Data entries
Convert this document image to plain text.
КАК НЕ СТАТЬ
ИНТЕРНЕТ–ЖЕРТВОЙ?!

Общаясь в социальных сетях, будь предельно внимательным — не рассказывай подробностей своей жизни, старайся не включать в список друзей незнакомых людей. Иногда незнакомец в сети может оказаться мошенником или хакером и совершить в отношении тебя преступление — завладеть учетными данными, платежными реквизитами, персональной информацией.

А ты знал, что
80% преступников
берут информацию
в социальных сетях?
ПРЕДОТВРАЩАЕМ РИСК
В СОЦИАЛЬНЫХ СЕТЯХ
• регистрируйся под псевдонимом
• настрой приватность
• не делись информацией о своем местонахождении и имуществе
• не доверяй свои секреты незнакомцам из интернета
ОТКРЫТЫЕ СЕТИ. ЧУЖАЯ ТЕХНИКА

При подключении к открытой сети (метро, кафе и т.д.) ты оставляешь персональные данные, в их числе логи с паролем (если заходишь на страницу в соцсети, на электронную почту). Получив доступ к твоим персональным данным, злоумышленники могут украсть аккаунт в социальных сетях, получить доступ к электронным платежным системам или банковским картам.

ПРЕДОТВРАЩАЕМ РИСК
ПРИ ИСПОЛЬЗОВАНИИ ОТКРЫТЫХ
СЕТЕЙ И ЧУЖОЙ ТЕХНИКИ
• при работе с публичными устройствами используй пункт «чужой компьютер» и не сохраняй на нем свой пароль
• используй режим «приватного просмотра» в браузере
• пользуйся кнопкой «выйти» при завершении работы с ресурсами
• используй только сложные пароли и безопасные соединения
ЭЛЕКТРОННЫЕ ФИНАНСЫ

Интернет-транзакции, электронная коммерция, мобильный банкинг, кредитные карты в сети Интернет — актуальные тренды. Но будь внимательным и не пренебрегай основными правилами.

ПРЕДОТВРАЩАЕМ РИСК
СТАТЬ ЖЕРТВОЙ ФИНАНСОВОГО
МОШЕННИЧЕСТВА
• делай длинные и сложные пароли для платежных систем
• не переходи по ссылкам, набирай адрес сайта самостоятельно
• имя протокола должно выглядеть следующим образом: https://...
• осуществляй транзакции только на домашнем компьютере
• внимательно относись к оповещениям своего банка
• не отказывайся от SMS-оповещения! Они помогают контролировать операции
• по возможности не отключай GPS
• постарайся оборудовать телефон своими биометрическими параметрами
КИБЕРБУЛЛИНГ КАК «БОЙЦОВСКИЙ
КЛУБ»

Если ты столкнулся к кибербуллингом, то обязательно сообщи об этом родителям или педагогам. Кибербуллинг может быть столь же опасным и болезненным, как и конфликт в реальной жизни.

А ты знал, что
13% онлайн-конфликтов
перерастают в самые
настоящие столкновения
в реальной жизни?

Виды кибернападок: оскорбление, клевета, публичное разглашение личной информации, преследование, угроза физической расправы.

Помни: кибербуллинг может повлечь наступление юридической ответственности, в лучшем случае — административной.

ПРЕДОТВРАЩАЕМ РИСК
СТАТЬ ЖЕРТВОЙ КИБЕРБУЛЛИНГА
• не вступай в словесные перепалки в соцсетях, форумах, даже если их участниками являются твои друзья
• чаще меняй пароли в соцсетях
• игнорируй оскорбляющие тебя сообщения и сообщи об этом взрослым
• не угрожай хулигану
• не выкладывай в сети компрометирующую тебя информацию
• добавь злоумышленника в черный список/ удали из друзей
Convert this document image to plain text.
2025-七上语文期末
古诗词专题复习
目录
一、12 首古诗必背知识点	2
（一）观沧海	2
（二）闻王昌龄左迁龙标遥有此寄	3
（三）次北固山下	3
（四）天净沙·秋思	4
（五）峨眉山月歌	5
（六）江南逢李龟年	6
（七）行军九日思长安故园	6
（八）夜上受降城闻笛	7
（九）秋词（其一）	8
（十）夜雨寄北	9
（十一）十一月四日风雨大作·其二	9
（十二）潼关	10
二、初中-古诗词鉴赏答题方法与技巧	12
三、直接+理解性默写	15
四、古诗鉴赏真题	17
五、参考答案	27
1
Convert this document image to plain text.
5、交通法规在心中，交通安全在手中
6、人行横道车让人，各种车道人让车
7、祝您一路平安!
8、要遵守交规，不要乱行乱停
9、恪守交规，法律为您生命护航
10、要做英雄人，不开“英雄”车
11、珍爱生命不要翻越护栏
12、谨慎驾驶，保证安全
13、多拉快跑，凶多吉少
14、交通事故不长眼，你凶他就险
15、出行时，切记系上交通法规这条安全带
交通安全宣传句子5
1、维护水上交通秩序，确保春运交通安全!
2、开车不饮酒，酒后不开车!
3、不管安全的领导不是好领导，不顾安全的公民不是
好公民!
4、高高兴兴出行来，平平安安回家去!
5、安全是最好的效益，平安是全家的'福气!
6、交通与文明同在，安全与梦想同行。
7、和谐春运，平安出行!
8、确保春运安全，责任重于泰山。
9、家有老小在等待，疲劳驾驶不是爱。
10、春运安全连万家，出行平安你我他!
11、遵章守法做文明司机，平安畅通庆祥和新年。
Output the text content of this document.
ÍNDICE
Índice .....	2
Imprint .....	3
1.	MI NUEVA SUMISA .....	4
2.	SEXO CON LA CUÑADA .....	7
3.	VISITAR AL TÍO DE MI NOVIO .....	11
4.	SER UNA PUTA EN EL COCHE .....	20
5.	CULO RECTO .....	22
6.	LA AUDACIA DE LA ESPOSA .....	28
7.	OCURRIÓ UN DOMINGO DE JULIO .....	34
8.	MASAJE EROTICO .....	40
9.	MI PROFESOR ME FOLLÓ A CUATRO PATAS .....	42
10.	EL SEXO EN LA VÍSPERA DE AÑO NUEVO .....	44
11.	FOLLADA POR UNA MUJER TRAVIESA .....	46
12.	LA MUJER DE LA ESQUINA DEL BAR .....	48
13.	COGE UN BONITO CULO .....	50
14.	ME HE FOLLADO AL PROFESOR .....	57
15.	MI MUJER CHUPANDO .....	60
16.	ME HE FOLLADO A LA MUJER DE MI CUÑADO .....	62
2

Work to complete: Return all the lines that contain the string "SEXO".

Result:
2.	SEXO CON LA CUÑADA .....	7
10.	EL SEXO EN LA VÍSPERA DE AÑO NUEVO .....	44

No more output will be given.